▶ SELECTED EXTRACT:
****

I'm OK with this, given the proviso that a "small enough" volume is
chosen.


A 3m cubed volume some half light year from the
centre.

It's not quite rigorous if you want to nitpick
but I can make it so with a little more drawing
and it should be good enough for our purposes.
Please say if you spot that deliberate 'error,
or if not I will next time.


Now consider the similarity between "integration over all time" for
infall, and "the light emitted *at* the event horizon never makes it out".


It is my intention to move on to applying the
test described above to the spacetime diagram
for a black hole but first we need to do a bit
of SR to rotate axes. I'll get your comments on
tidal bits first and should find time to write
the next bit later.

In the meantime, think of this. I believe you are
in Arizona while I am in Sussex. If I draw a line
from me to you and project it some tens of billions
of light years, way off in the distance there is
an alien for whom you are moving slightly less than
c due to cosmological expansion while I am moving
slightly faster than c. Does that mean you and I
are in different universes? That is how two people
in my 3m radius lab would view the 'observer at
infinity' and his claim that a point half way
between them was "falling at c".

For bonus points [ ;-) ], you could consider the
effect of gravitational redshift remembering that
mirror C is at the top of the lab and mirror B at
the bottom (think Pound-Rebka) in three situations:

a) The lab is sitting on the surface of the
Earth and the lower mirror is level with
the surface of the Earth.


Parallel. Not as exciting as "falling at c"...


Light going from source to upper mirror will
be red shifted as in Pound-Rebka but after
reflection it is blue shifted by an equal
amount so a frequency change is not detected.

****

▶ LISTED RECORDS:
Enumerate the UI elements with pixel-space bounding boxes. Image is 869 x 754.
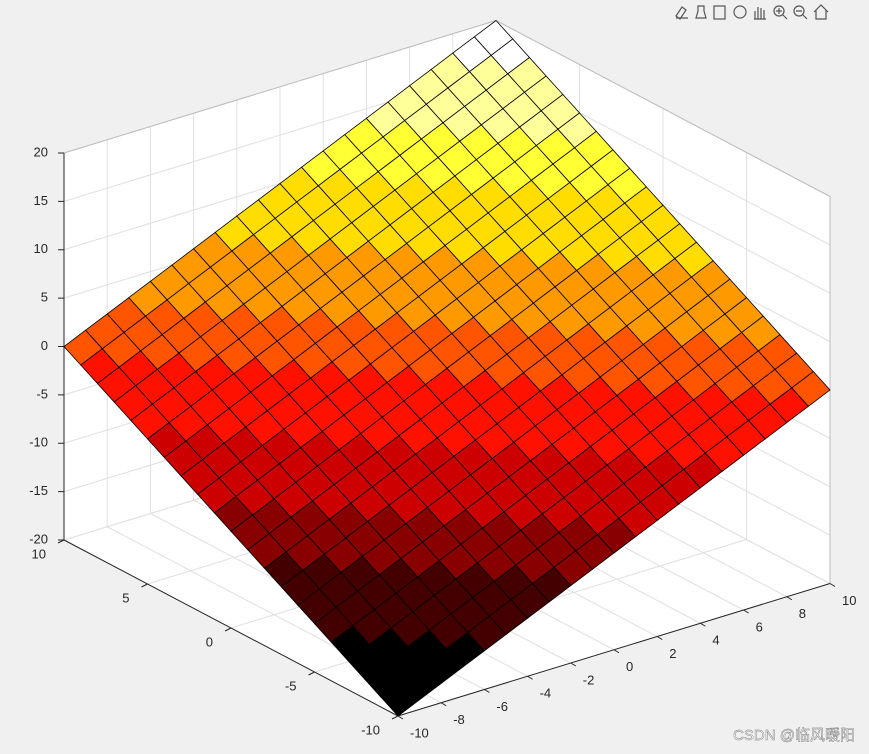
x-tick-label: 0 [626,659,633,674]
axes: -20-15-10-505101520-10-50510-10-8-6-4-20… [29,19,856,740]
x-tick-label: -4 [540,686,552,701]
x-tick [700,622,706,627]
x-tick [484,689,490,693]
x-tick [743,609,749,614]
y-tick-label: -5 [285,678,297,693]
z-tick-label: -10 [29,435,48,450]
x-tick-label: -10 [410,725,429,740]
toolbar[interactable] [675,4,829,20]
x-tick-label: -2 [583,672,595,687]
tool-home[interactable] [813,4,829,20]
x-tick-label: 10 [842,593,856,608]
x-tick-label: 8 [799,606,806,621]
z-tick-label: 15 [34,193,48,208]
z-tick-label: 0 [41,338,48,353]
tool-brush[interactable] [675,6,688,20]
tool-zoom-in[interactable] [773,5,785,17]
z-tick-label: -20 [29,531,48,546]
x-tick [397,715,404,720]
tool-zoom-in-icon [776,8,788,20]
x-tick-label: -8 [453,712,465,727]
x-tick [527,675,533,680]
tool-pan[interactable] [754,7,766,20]
y-tick [57,539,65,544]
watermark: CSDN @临风暖阳 [733,727,855,744]
y-tick-label: 10 [32,546,46,561]
x-tick [786,596,793,601]
x-tick-label: 2 [669,646,676,661]
z-tick-label: -15 [29,483,48,498]
tool-legend[interactable] [713,5,726,20]
z-tick-label: 5 [41,290,48,305]
y-tick-label: -10 [361,722,380,737]
x-tick [829,583,836,587]
box-edge [63,20,497,154]
tool-rotate[interactable] [733,5,747,19]
x-tick-label: -6 [496,699,508,714]
y-tick [141,583,148,588]
x-tick [570,662,577,667]
x-tick [613,649,620,654]
y-tick-label: 0 [206,634,213,649]
z-tick-label: -5 [36,386,48,401]
y-tick-label: 5 [122,590,129,605]
tool-datatip[interactable] [695,5,707,19]
y-tick [391,715,399,720]
tool-zoom-out[interactable] [793,5,805,17]
y-tick [224,627,232,632]
tool-zoom-out-icon [796,10,808,20]
box-edge [495,20,831,197]
x-tick-label: 4 [712,633,719,648]
z-tick-label: 20 [34,144,48,159]
x-tick [656,636,663,640]
y-tick [308,671,315,676]
z-tick-label: 10 [34,241,48,256]
x-tick-label: 6 [756,619,763,634]
surface-face [473,19,514,56]
x-tick [440,702,447,707]
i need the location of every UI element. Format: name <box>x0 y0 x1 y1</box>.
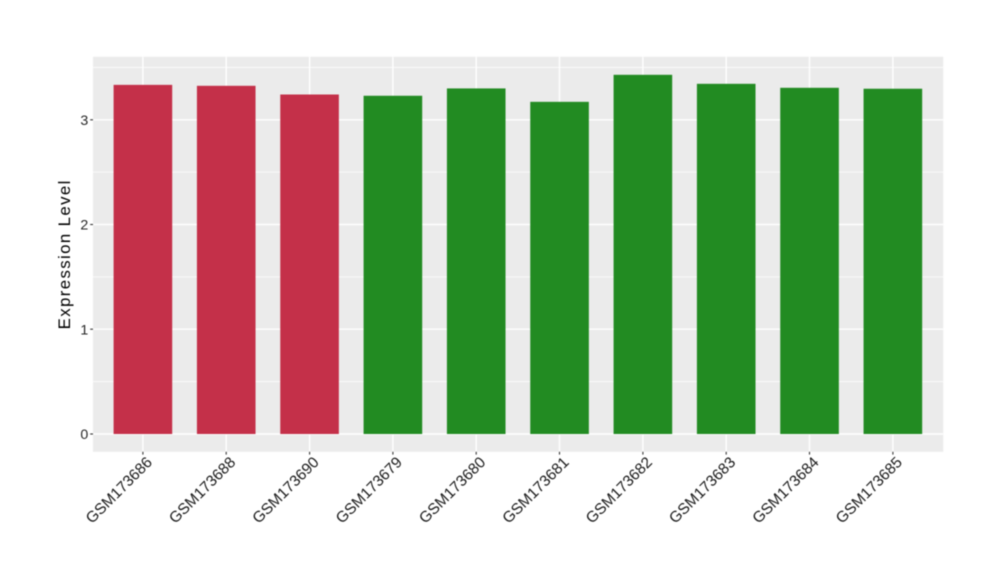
svg-text:1: 1 <box>80 322 88 338</box>
svg-text:2: 2 <box>80 218 88 234</box>
svg-text:Expression Level: Expression Level <box>55 179 74 329</box>
svg-text:3: 3 <box>80 113 88 129</box>
svg-text:0: 0 <box>80 427 88 443</box>
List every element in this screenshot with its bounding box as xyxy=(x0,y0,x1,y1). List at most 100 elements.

****

▶ YOUR TASKS:
A. Restate the paragraph of the black hole discussion beginning "It is my intention" as a shorter paragraph that keeps its main facts.
B. Express the lines of the rows from the one containing "svg-text:1: 1 <box>80 322 88 338</box>" through the last line of the rows, both included, as a numbered list with blank lines left out.

▶ SOLUTIONS TO THE TASKS:
A. The writer plans to apply the test described above to the spacetime diagram for a black hole, but first some SR is needed to rotate axes. Comments on the tidal bits come first, and the next part will be written later.

B.
1. svg-text:1: 1 <box>80 322 88 338</box>
2. svg-text:2: 2 <box>80 218 88 234</box>
3. svg-text:Expression Level: Expression Level <box>55 179 74 329</box>
4. svg-text:3: 3 <box>80 113 88 129</box>
5. svg-text:0: 0 <box>80 427 88 443</box>
6. List every element in this screenshot with its bounding box as xyxy=(x0,y0,x1,y1). List at most 100 elements.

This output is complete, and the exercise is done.